Records contained in a dataset |

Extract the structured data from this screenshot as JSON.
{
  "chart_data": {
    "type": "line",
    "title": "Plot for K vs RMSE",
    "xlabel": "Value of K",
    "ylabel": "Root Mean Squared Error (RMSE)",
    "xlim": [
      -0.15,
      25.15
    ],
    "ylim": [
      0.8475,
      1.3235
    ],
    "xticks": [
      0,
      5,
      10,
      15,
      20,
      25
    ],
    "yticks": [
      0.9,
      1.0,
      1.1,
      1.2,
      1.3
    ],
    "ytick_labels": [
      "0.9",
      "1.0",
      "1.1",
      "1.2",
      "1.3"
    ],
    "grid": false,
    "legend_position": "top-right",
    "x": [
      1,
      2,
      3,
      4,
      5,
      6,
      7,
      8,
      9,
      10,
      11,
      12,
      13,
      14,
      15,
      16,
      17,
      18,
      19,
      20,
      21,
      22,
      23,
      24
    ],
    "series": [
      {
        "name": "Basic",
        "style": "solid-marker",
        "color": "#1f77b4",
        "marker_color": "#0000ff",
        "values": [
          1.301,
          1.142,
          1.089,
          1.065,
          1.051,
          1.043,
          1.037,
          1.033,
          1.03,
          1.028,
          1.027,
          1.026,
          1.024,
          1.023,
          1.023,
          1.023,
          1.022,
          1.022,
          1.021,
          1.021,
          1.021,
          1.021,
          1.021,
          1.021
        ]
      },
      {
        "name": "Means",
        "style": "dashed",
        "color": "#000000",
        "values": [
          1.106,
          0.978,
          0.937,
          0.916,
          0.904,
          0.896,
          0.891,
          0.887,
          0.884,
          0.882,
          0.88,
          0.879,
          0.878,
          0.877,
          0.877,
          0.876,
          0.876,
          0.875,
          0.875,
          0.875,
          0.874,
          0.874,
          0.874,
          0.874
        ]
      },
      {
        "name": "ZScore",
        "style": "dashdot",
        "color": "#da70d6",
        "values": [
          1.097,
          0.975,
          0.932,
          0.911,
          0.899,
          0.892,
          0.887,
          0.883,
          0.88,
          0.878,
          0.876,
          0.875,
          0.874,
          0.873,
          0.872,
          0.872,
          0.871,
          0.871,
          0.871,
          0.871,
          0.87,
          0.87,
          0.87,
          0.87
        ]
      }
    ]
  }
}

TASK BRIEF | State only the count of lines above that hold the string "RMSE".

OUTPUT OF THE EXERCISE | 2